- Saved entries
####

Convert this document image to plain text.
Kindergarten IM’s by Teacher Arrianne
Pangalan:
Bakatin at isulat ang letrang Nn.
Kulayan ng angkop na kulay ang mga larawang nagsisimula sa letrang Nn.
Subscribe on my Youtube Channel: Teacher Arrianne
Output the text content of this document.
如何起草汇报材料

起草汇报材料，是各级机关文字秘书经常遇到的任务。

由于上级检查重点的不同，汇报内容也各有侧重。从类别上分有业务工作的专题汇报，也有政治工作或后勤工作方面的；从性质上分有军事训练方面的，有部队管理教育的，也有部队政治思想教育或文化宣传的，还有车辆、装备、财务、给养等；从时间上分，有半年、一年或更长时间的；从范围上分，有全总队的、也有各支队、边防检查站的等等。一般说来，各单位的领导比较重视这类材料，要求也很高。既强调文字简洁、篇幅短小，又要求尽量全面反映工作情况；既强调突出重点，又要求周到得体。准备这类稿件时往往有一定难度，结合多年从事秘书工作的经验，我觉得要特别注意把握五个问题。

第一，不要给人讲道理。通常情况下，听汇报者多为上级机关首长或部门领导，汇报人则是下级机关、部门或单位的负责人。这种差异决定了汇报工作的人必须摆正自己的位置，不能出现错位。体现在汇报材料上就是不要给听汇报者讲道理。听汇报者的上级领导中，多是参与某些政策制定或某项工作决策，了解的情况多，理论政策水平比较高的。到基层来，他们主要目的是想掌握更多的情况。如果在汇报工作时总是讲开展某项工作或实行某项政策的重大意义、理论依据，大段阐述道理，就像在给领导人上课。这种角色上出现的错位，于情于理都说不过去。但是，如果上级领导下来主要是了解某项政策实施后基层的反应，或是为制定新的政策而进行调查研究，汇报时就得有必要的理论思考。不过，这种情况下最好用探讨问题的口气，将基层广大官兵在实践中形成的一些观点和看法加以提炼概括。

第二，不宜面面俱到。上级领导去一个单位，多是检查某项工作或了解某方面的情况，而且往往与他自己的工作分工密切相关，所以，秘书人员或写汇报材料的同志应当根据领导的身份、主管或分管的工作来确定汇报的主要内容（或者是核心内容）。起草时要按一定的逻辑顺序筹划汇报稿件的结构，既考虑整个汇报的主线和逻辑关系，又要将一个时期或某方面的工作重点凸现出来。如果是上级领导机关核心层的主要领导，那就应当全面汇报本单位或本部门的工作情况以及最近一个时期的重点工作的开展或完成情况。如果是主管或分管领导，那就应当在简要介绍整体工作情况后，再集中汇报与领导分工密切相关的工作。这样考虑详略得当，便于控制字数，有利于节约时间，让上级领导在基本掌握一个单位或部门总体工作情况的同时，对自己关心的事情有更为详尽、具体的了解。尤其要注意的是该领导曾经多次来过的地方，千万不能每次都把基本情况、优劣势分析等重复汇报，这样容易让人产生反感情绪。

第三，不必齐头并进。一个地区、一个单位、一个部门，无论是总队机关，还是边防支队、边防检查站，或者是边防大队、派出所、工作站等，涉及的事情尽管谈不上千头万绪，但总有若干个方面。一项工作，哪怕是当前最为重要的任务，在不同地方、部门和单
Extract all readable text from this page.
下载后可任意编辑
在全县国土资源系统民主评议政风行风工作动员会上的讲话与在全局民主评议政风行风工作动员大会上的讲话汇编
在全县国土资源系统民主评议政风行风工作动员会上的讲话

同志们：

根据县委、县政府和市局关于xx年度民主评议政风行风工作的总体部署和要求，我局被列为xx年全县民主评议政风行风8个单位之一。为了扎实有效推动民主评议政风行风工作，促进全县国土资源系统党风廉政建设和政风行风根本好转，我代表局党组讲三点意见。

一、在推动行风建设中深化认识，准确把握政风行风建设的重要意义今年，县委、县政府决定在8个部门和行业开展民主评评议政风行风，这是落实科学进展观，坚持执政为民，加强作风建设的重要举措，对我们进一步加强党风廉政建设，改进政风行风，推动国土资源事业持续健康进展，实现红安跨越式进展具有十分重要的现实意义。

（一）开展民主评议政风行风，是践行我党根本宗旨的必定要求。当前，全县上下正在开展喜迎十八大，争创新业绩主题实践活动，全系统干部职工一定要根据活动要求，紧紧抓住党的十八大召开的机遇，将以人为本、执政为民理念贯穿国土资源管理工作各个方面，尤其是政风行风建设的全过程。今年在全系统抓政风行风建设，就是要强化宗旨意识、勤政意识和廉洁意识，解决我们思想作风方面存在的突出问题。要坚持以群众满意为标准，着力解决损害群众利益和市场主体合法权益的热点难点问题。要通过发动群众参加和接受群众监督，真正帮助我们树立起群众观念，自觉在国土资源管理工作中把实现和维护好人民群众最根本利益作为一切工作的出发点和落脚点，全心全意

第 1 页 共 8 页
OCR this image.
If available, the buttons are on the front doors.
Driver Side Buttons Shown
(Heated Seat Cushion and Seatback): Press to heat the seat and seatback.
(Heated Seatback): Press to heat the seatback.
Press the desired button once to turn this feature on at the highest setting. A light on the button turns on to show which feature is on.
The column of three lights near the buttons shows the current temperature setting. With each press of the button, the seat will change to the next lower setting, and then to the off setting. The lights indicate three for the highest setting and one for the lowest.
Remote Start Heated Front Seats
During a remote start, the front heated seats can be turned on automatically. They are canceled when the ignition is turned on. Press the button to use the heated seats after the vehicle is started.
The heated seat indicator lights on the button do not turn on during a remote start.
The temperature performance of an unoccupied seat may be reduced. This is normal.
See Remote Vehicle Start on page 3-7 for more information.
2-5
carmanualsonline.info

####

- Task statement
Copy the data above exactly. Every line must be included.

- Response for this exercise
Convert this document image to plain text.
Kindergarten IM’s by Teacher Arrianne
Pangalan:
Bakatin at isulat ang letrang Nn.
Kulayan ng angkop na kulay ang mga larawang nagsisimula sa letrang Nn.
Subscribe on my Youtube Channel: Teacher Arrianne
Output the text content of this document.
如何起草汇报材料

起草汇报材料，是各级机关文字秘书经常遇到的任务。

由于上级检查重点的不同，汇报内容也各有侧重。从类别上分有业务工作的专题汇报，也有政治工作或后勤工作方面的；从性质上分有军事训练方面的，有部队管理教育的，也有部队政治思想教育或文化宣传的，还有车辆、装备、财务、给养等；从时间上分，有半年、一年或更长时间的；从范围上分，有全总队的、也有各支队、边防检查站的等等。一般说来，各单位的领导比较重视这类材料，要求也很高。既强调文字简洁、篇幅短小，又要求尽量全面反映工作情况；既强调突出重点，又要求周到得体。准备这类稿件时往往有一定难度，结合多年从事秘书工作的经验，我觉得要特别注意把握五个问题。

第一，不要给人讲道理。通常情况下，听汇报者多为上级机关首长或部门领导，汇报人则是下级机关、部门或单位的负责人。这种差异决定了汇报工作的人必须摆正自己的位置，不能出现错位。体现在汇报材料上就是不要给听汇报者讲道理。听汇报者的上级领导中，多是参与某些政策制定或某项工作决策，了解的情况多，理论政策水平比较高的。到基层来，他们主要目的是想掌握更多的情况。如果在汇报工作时总是讲开展某项工作或实行某项政策的重大意义、理论依据，大段阐述道理，就像在给领导人上课。这种角色上出现的错位，于情于理都说不过去。但是，如果上级领导下来主要是了解某项政策实施后基层的反应，或是为制定新的政策而进行调查研究，汇报时就得有必要的理论思考。不过，这种情况下最好用探讨问题的口气，将基层广大官兵在实践中形成的一些观点和看法加以提炼概括。

第二，不宜面面俱到。上级领导去一个单位，多是检查某项工作或了解某方面的情况，而且往往与他自己的工作分工密切相关，所以，秘书人员或写汇报材料的同志应当根据领导的身份、主管或分管的工作来确定汇报的主要内容（或者是核心内容）。起草时要按一定的逻辑顺序筹划汇报稿件的结构，既考虑整个汇报的主线和逻辑关系，又要将一个时期或某方面的工作重点凸现出来。如果是上级领导机关核心层的主要领导，那就应当全面汇报本单位或本部门的工作情况以及最近一个时期的重点工作的开展或完成情况。如果是主管或分管领导，那就应当在简要介绍整体工作情况后，再集中汇报与领导分工密切相关的工作。这样考虑详略得当，便于控制字数，有利于节约时间，让上级领导在基本掌握一个单位或部门总体工作情况的同时，对自己关心的事情有更为详尽、具体的了解。尤其要注意的是该领导曾经多次来过的地方，千万不能每次都把基本情况、优劣势分析等重复汇报，这样容易让人产生反感情绪。

第三，不必齐头并进。一个地区、一个单位、一个部门，无论是总队机关，还是边防支队、边防检查站，或者是边防大队、派出所、工作站等，涉及的事情尽管谈不上千头万绪，但总有若干个方面。一项工作，哪怕是当前最为重要的任务，在不同地方、部门和单
Extract all readable text from this page.
下载后可任意编辑
在全县国土资源系统民主评议政风行风工作动员会上的讲话与在全局民主评议政风行风工作动员大会上的讲话汇编
在全县国土资源系统民主评议政风行风工作动员会上的讲话

同志们：

根据县委、县政府和市局关于xx年度民主评议政风行风工作的总体部署和要求，我局被列为xx年全县民主评议政风行风8个单位之一。为了扎实有效推动民主评议政风行风工作，促进全县国土资源系统党风廉政建设和政风行风根本好转，我代表局党组讲三点意见。

一、在推动行风建设中深化认识，准确把握政风行风建设的重要意义今年，县委、县政府决定在8个部门和行业开展民主评评议政风行风，这是落实科学进展观，坚持执政为民，加强作风建设的重要举措，对我们进一步加强党风廉政建设，改进政风行风，推动国土资源事业持续健康进展，实现红安跨越式进展具有十分重要的现实意义。

（一）开展民主评议政风行风，是践行我党根本宗旨的必定要求。当前，全县上下正在开展喜迎十八大，争创新业绩主题实践活动，全系统干部职工一定要根据活动要求，紧紧抓住党的十八大召开的机遇，将以人为本、执政为民理念贯穿国土资源管理工作各个方面，尤其是政风行风建设的全过程。今年在全系统抓政风行风建设，就是要强化宗旨意识、勤政意识和廉洁意识，解决我们思想作风方面存在的突出问题。要坚持以群众满意为标准，着力解决损害群众利益和市场主体合法权益的热点难点问题。要通过发动群众参加和接受群众监督，真正帮助我们树立起群众观念，自觉在国土资源管理工作中把实现和维护好人民群众最根本利益作为一切工作的出发点和落脚点，全心全意

第 1 页 共 8 页
OCR this image.
If available, the buttons are on the front doors.
Driver Side Buttons Shown
(Heated Seat Cushion and Seatback): Press to heat the seat and seatback.
(Heated Seatback): Press to heat the seatback.
Press the desired button once to turn this feature on at the highest setting. A light on the button turns on to show which feature is on.
The column of three lights near the buttons shows the current temperature setting. With each press of the button, the seat will change to the next lower setting, and then to the off setting. The lights indicate three for the highest setting and one for the lowest.
Remote Start Heated Front Seats
During a remote start, the front heated seats can be turned on automatically. They are canceled when the ignition is turned on. Press the button to use the heated seats after the vehicle is started.
The heated seat indicator lights on the button do not turn on during a remote start.
The temperature performance of an unoccupied seat may be reduced. This is normal.
See Remote Vehicle Start on page 3-7 for more information.
2-5
carmanualsonline.info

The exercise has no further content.